* **Description of the task**
Search the records below for the word "Группа" and show every line where it occurs.

* **Data in this exercise**
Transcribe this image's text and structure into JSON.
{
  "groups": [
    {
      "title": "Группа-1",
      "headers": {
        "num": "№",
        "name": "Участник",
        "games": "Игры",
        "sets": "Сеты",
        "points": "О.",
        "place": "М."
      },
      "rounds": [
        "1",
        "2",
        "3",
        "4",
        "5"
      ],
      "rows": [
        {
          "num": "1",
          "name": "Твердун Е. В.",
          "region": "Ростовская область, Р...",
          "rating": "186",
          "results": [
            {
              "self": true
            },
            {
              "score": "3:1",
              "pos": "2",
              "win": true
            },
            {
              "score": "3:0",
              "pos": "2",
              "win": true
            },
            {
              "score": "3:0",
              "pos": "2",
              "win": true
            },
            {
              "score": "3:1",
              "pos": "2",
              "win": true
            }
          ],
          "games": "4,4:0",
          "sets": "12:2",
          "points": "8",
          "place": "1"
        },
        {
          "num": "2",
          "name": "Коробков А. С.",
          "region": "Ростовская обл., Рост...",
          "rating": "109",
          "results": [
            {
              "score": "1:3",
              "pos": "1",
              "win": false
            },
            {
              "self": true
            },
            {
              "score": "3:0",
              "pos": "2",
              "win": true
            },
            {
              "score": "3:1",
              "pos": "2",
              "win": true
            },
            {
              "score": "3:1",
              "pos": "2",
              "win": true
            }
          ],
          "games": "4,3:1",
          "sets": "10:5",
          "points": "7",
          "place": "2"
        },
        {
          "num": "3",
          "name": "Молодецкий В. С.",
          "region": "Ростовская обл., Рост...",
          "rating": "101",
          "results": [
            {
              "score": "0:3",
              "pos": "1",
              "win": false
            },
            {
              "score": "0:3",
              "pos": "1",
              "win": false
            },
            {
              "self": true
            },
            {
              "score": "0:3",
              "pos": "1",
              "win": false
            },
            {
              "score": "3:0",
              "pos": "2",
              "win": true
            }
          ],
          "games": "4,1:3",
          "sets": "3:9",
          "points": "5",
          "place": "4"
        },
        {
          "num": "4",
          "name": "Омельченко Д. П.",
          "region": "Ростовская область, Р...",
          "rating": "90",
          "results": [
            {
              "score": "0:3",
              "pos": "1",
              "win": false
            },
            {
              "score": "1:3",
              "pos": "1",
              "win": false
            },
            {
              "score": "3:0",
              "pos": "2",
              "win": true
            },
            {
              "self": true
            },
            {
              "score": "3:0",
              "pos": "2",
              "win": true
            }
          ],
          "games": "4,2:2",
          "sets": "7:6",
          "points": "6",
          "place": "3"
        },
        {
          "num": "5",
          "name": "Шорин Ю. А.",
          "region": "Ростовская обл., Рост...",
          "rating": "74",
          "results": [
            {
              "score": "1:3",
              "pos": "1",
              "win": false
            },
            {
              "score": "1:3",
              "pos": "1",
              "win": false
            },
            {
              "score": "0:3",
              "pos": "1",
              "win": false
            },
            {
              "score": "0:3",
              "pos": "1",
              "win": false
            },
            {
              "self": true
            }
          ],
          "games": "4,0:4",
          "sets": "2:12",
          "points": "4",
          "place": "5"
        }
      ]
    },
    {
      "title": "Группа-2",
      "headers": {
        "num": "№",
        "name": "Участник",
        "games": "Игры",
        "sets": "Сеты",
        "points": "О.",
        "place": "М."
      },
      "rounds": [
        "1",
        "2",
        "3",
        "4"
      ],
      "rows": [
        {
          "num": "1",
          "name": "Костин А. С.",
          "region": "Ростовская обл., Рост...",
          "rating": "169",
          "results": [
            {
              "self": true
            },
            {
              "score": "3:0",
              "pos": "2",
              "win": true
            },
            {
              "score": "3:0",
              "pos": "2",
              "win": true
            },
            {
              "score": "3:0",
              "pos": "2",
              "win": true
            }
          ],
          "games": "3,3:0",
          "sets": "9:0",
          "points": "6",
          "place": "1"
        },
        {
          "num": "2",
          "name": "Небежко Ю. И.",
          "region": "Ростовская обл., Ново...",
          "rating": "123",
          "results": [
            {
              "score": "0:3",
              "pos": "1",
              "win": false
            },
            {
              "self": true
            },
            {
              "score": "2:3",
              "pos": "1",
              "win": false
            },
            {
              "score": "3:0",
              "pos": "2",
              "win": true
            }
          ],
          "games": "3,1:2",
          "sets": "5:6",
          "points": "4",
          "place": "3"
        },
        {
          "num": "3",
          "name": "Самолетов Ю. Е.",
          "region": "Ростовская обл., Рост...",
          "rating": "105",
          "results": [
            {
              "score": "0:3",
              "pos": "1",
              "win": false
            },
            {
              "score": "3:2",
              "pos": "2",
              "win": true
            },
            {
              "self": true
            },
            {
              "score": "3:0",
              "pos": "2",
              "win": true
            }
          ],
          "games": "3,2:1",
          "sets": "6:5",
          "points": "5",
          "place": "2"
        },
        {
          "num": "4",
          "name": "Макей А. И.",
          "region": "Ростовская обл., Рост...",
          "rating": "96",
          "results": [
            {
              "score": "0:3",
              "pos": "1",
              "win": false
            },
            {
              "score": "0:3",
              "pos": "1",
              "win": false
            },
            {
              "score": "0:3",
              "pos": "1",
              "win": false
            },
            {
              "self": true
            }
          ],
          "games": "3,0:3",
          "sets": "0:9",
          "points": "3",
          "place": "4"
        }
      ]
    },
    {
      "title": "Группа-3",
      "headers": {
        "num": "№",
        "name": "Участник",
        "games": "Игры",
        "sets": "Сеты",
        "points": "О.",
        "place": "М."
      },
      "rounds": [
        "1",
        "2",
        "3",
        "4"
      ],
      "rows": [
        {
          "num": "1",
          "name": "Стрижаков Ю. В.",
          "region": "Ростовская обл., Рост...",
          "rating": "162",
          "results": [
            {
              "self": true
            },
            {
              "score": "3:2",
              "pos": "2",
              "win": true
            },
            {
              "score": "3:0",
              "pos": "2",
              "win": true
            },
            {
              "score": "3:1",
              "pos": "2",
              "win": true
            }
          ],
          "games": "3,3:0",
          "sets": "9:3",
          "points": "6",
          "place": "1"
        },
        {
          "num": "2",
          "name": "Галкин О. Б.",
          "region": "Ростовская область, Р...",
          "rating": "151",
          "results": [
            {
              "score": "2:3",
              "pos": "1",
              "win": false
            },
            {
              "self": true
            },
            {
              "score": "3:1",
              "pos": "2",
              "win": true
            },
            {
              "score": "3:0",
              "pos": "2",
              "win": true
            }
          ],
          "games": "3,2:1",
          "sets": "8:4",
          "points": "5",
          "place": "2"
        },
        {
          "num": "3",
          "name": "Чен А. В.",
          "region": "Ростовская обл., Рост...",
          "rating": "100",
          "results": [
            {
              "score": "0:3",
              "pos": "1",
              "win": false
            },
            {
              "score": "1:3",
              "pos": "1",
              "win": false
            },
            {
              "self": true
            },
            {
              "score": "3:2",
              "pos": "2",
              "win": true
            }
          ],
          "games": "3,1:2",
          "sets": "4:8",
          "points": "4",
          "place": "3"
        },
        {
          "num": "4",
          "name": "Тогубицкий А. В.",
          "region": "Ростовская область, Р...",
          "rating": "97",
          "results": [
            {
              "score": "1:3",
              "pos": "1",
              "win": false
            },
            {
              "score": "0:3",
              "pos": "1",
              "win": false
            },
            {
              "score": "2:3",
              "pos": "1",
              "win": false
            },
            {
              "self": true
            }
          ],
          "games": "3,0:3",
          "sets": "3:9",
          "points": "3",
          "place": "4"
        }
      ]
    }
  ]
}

* **Problem solution**
      "title": "Группа-1",
      "title": "Группа-2",
      "title": "Группа-3",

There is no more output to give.